### STATED PROBLEM:
Reproduce all of the data exactly.

Stored dataset items
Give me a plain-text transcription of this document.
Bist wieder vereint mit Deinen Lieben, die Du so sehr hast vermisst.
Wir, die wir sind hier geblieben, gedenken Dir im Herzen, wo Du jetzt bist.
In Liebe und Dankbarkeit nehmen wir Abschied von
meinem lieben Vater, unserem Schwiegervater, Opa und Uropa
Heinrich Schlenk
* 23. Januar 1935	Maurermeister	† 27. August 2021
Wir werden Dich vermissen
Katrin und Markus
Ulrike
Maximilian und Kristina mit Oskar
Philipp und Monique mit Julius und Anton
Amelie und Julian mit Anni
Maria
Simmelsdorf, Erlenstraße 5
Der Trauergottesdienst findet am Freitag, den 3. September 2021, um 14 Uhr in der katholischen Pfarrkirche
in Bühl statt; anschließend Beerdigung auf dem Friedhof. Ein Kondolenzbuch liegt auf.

### CORRECT RESULT:
Give me a plain-text transcription of this document.
Bist wieder vereint mit Deinen Lieben, die Du so sehr hast vermisst.
Wir, die wir sind hier geblieben, gedenken Dir im Herzen, wo Du jetzt bist.
In Liebe und Dankbarkeit nehmen wir Abschied von
meinem lieben Vater, unserem Schwiegervater, Opa und Uropa
Heinrich Schlenk
* 23. Januar 1935	Maurermeister	† 27. August 2021
Wir werden Dich vermissen
Katrin und Markus
Ulrike
Maximilian und Kristina mit Oskar
Philipp und Monique mit Julius und Anton
Amelie und Julian mit Anni
Maria
Simmelsdorf, Erlenstraße 5
Der Trauergottesdienst findet am Freitag, den 3. September 2021, um 14 Uhr in der katholischen Pfarrkirche
in Bühl statt; anschließend Beerdigung auf dem Friedhof. Ein Kondolenzbuch liegt auf.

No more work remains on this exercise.